%%

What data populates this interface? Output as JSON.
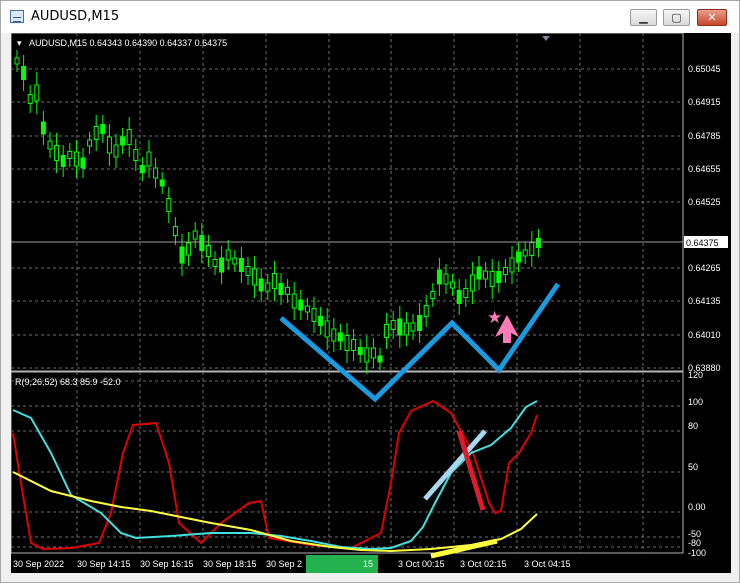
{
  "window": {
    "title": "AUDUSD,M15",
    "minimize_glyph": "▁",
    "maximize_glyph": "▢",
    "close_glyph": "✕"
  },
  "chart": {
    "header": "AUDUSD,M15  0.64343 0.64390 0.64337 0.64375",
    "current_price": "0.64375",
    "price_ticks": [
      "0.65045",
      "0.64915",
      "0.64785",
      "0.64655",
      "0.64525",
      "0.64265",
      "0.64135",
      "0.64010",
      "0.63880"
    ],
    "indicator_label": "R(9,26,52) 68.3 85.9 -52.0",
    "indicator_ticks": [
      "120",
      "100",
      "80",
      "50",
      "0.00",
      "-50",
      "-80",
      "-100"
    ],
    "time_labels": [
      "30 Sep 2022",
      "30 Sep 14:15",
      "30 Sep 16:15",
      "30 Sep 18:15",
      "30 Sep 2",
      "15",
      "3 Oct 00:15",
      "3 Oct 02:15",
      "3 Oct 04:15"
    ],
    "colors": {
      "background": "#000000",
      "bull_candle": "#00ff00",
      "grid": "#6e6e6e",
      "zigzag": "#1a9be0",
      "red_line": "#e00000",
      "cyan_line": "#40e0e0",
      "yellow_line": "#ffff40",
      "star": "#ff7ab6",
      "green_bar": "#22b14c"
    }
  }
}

%%
%%

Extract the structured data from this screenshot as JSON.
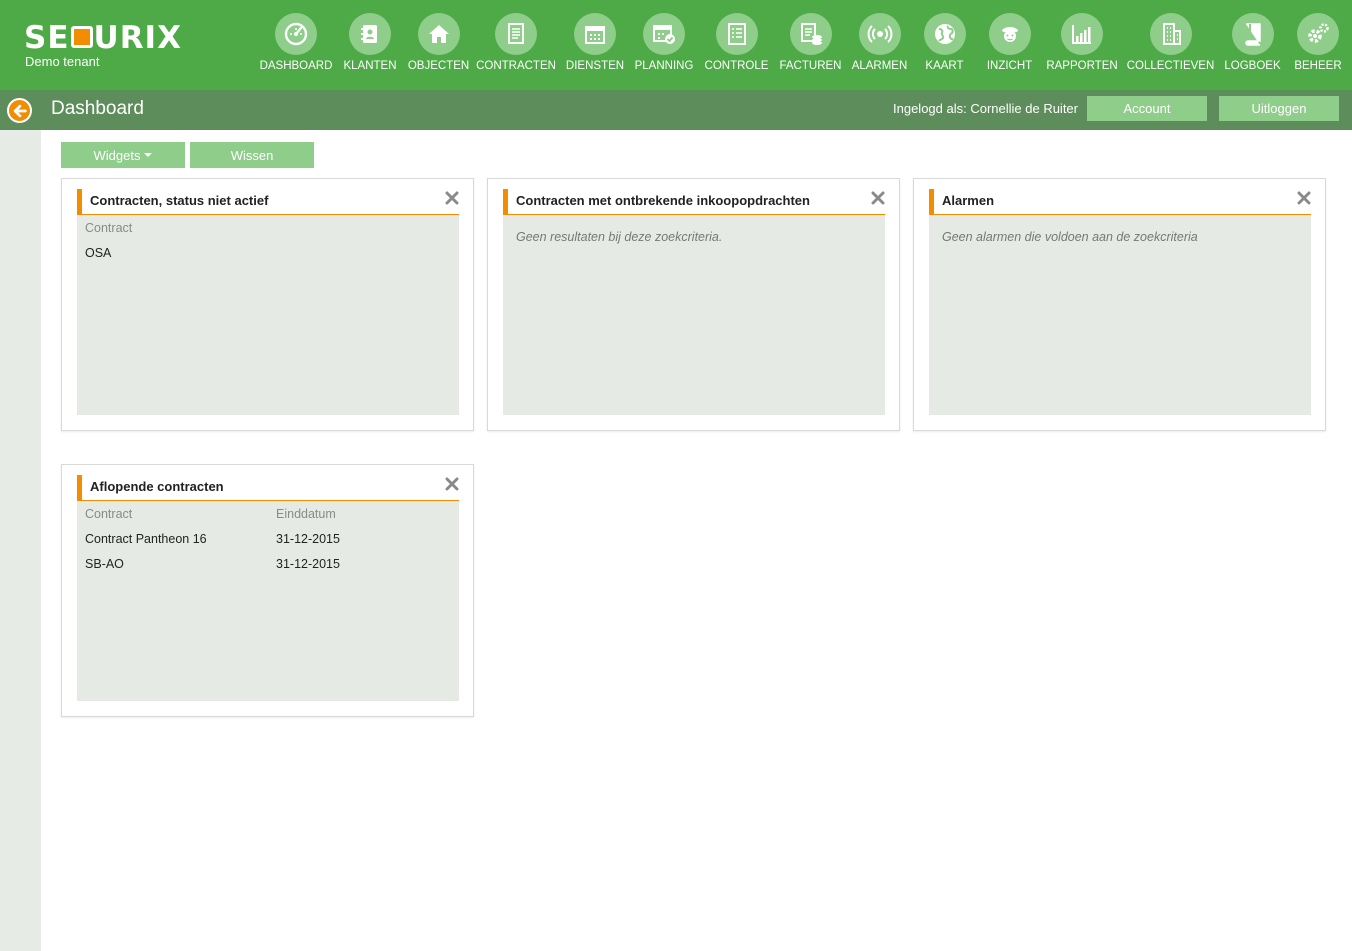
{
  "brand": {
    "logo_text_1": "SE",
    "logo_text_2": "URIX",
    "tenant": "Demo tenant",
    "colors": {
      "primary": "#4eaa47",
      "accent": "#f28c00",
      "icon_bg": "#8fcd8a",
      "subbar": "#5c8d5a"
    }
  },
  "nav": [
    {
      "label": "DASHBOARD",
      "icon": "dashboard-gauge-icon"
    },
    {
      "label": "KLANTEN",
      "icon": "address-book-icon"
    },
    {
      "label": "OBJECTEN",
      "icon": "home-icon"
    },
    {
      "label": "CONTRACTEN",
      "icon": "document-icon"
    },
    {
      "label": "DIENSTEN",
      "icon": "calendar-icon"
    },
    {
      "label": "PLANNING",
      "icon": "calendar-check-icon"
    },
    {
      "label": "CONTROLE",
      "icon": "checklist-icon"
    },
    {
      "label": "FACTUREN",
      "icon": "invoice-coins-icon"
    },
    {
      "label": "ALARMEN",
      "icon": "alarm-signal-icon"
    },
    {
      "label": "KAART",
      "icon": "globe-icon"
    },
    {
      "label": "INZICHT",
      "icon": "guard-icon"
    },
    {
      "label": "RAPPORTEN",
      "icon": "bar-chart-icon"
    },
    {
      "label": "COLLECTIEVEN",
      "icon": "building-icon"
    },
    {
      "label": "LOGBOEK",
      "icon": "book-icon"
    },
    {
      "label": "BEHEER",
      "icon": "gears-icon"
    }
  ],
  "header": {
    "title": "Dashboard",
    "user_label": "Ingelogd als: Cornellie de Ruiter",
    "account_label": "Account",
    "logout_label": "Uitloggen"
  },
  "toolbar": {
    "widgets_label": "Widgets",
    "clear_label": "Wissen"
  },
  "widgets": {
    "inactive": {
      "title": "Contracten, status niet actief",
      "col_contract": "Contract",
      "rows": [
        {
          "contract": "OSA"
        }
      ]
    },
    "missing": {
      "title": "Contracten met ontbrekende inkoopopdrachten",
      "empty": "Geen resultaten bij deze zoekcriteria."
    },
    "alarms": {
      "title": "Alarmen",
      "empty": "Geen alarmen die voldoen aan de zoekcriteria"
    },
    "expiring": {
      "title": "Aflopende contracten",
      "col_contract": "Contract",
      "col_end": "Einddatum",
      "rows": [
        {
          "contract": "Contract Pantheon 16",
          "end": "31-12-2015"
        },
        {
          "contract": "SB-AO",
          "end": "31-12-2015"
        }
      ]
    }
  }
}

%%

Copy out each line of the records where the string "empty" appears.

      "empty": "Geen resultaten bij deze zoekcriteria."
      "empty": "Geen alarmen die voldoen aan de zoekcriteria"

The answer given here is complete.